### GIVEN RECORDS ###

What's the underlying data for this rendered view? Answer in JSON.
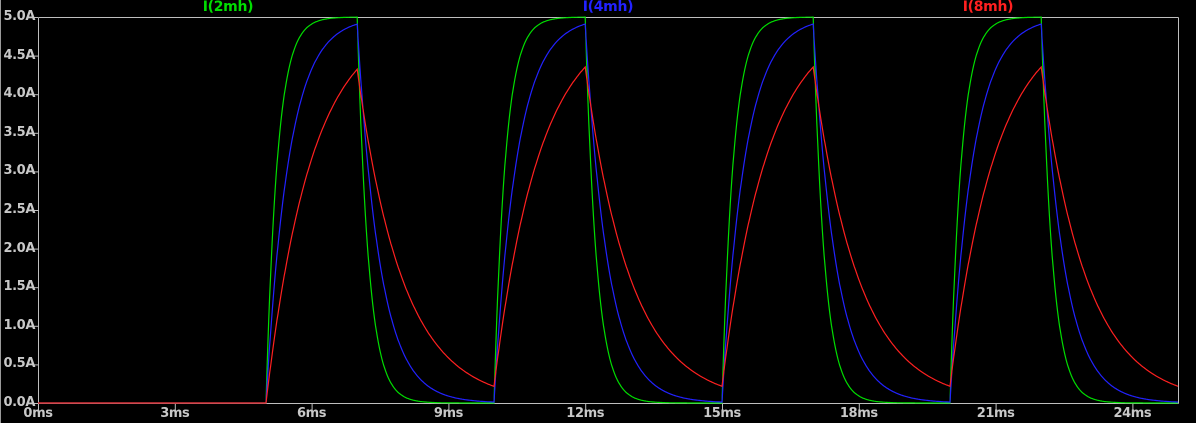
{
  "chart_data": {
    "type": "line",
    "title": "",
    "description": "Transient simulation of inductor currents for three inductance values driven by a repeating voltage pulse",
    "x_axis": {
      "unit": "ms",
      "min": 0,
      "max": 25,
      "tick_step_ms": 3,
      "labels": [
        "0ms",
        "3ms",
        "6ms",
        "9ms",
        "12ms",
        "15ms",
        "18ms",
        "21ms",
        "24ms"
      ]
    },
    "y_axis": {
      "unit": "A",
      "min": 0,
      "max": 5,
      "tick_step_A": 0.5,
      "labels": [
        "5.0A",
        "4.5A",
        "4.0A",
        "3.5A",
        "3.0A",
        "2.5A",
        "2.0A",
        "1.5A",
        "1.0A",
        "0.5A",
        "0.0A"
      ]
    },
    "grid": false,
    "legend_position": "top",
    "frame_color": "#bebebe",
    "label_color": "#c8c8c8",
    "background_color": "#000000",
    "pulse": {
      "amplitude_A": 5,
      "first_rise_ms": 5,
      "on_ms": 2,
      "period_ms": 5,
      "num_pulses": 4,
      "on_intervals_ms": [
        [
          5,
          7
        ],
        [
          10,
          12
        ],
        [
          15,
          17
        ],
        [
          20,
          22
        ]
      ]
    },
    "series": [
      {
        "name": "I(2mh)",
        "color": "#00dd00",
        "tau_ms": 0.25,
        "peak_A": 5.0,
        "min_between_pulses_A": 0.0
      },
      {
        "name": "I(4mh)",
        "color": "#2222ff",
        "tau_ms": 0.5,
        "peak_A": 4.91,
        "min_between_pulses_A": 0.06
      },
      {
        "name": "I(8mh)",
        "color": "#ff2020",
        "tau_ms": 1.0,
        "peak_A": 4.35,
        "min_between_pulses_A": 0.22
      }
    ]
  }
}
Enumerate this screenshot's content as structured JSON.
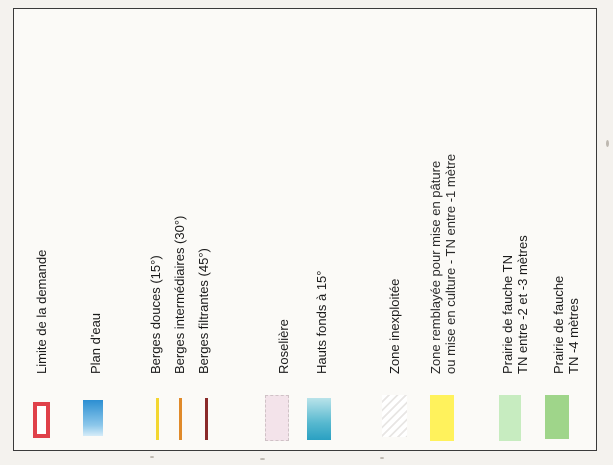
{
  "legend": {
    "items": [
      {
        "label": "Limite de la demande",
        "symbol": "red-outline-rectangle",
        "color": "#e0414a"
      },
      {
        "label": "Plan d'eau",
        "symbol": "water-gradient",
        "color": "#2c8fd2"
      },
      {
        "label": "Berges douces (15°)",
        "symbol": "yellow-line",
        "color": "#f3d630"
      },
      {
        "label": "Berges intermédiaires (30°)",
        "symbol": "orange-line",
        "color": "#e08a2a"
      },
      {
        "label": "Berges filtrantes (45°)",
        "symbol": "brown-line",
        "color": "#8a2a2a"
      },
      {
        "label": "Roselière",
        "symbol": "pink-fill",
        "color": "#f3e3ea"
      },
      {
        "label": "Hauts fonds à 15°",
        "symbol": "teal-gradient",
        "color": "#2aa0c2"
      },
      {
        "label": "Zone inexploitée",
        "symbol": "hatched-fill",
        "color": "#e8e6e4"
      },
      {
        "label": "Zone remblayée pour mise en pâture\nou mise en culture - TN entre -1 mètre",
        "symbol": "yellow-fill",
        "color": "#fff25c"
      },
      {
        "label": "Prairie de fauche TN\nTN entre -2 et -3 mètres",
        "symbol": "light-green-fill",
        "color": "#c7ecc0"
      },
      {
        "label": "Prairie de fauche\nTN -4 mètres",
        "symbol": "green-fill",
        "color": "#9fd58a"
      }
    ]
  }
}
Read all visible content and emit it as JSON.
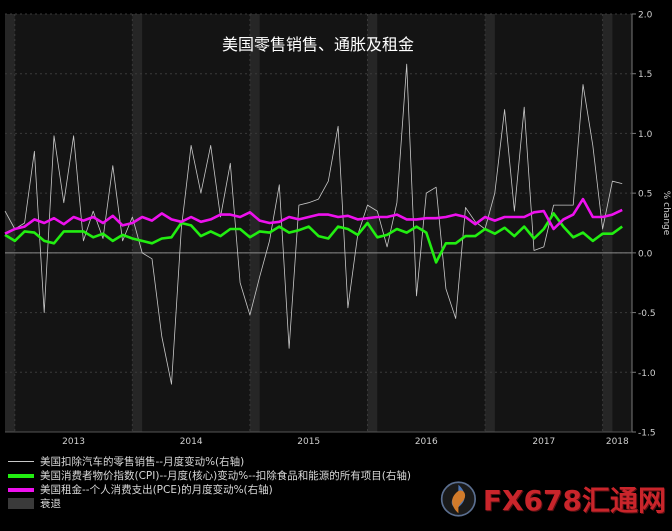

###

§ **REQUIRED WORK**
Can you repeat every record above exactly, apart from the pictures?

§ **EXPECTED ANSWER**
What's the underlying data for this rendered view? Answer in JSON.
{
  "chart_data": {
    "type": "line",
    "title": "",
    "description": "Transient simulation of inductor currents for three inductance values driven by a repeating voltage pulse",
    "x_axis": {
      "unit": "ms",
      "min": 0,
      "max": 25,
      "tick_step_ms": 3,
      "labels": [
        "0ms",
        "3ms",
        "6ms",
        "9ms",
        "12ms",
        "15ms",
        "18ms",
        "21ms",
        "24ms"
      ]
    },
    "y_axis": {
      "unit": "A",
      "min": 0,
      "max": 5,
      "tick_step_A": 0.5,
      "labels": [
        "5.0A",
        "4.5A",
        "4.0A",
        "3.5A",
        "3.0A",
        "2.5A",
        "2.0A",
        "1.5A",
        "1.0A",
        "0.5A",
        "0.0A"
      ]
    },
    "grid": false,
    "legend_position": "top",
    "frame_color": "#bebebe",
    "label_color": "#c8c8c8",
    "background_color": "#000000",
    "pulse": {
      "amplitude_A": 5,
      "first_rise_ms": 5,
      "on_ms": 2,
      "period_ms": 5,
      "num_pulses": 4,
      "on_intervals_ms": [
        [
          5,
          7
        ],
        [
          10,
          12
        ],
        [
          15,
          17
        ],
        [
          20,
          22
        ]
      ]
    },
    "series": [
      {
        "name": "I(2mh)",
        "color": "#00dd00",
        "tau_ms": 0.25,
        "peak_A": 5.0,
        "min_between_pulses_A": 0.0
      },
      {
        "name": "I(4mh)",
        "color": "#2222ff",
        "tau_ms": 0.5,
        "peak_A": 4.91,
        "min_between_pulses_A": 0.06
      },
      {
        "name": "I(8mh)",
        "color": "#ff2020",
        "tau_ms": 1.0,
        "peak_A": 4.35,
        "min_between_pulses_A": 0.22
      }
    ]
  }
}
Enumerate this screenshot's content as structured JSON.
{
  "legend": {
    "items": [
      {
        "label": "Limite de la demande",
        "symbol": "red-outline-rectangle",
        "color": "#e0414a"
      },
      {
        "label": "Plan d'eau",
        "symbol": "water-gradient",
        "color": "#2c8fd2"
      },
      {
        "label": "Berges douces (15°)",
        "symbol": "yellow-line",
        "color": "#f3d630"
      },
      {
        "label": "Berges intermédiaires (30°)",
        "symbol": "orange-line",
        "color": "#e08a2a"
      },
      {
        "label": "Berges filtrantes (45°)",
        "symbol": "brown-line",
        "color": "#8a2a2a"
      },
      {
        "label": "Roselière",
        "symbol": "pink-fill",
        "color": "#f3e3ea"
      },
      {
        "label": "Hauts fonds à 15°",
        "symbol": "teal-gradient",
        "color": "#2aa0c2"
      },
      {
        "label": "Zone inexploitée",
        "symbol": "hatched-fill",
        "color": "#e8e6e4"
      },
      {
        "label": "Zone remblayée pour mise en pâture\nou mise en culture - TN entre -1 mètre",
        "symbol": "yellow-fill",
        "color": "#fff25c"
      },
      {
        "label": "Prairie de fauche TN\nTN entre -2 et -3 mètres",
        "symbol": "light-green-fill",
        "color": "#c7ecc0"
      },
      {
        "label": "Prairie de fauche\nTN -4 mètres",
        "symbol": "green-fill",
        "color": "#9fd58a"
      }
    ]
  }
}
Read all visible content and emit it as JSON.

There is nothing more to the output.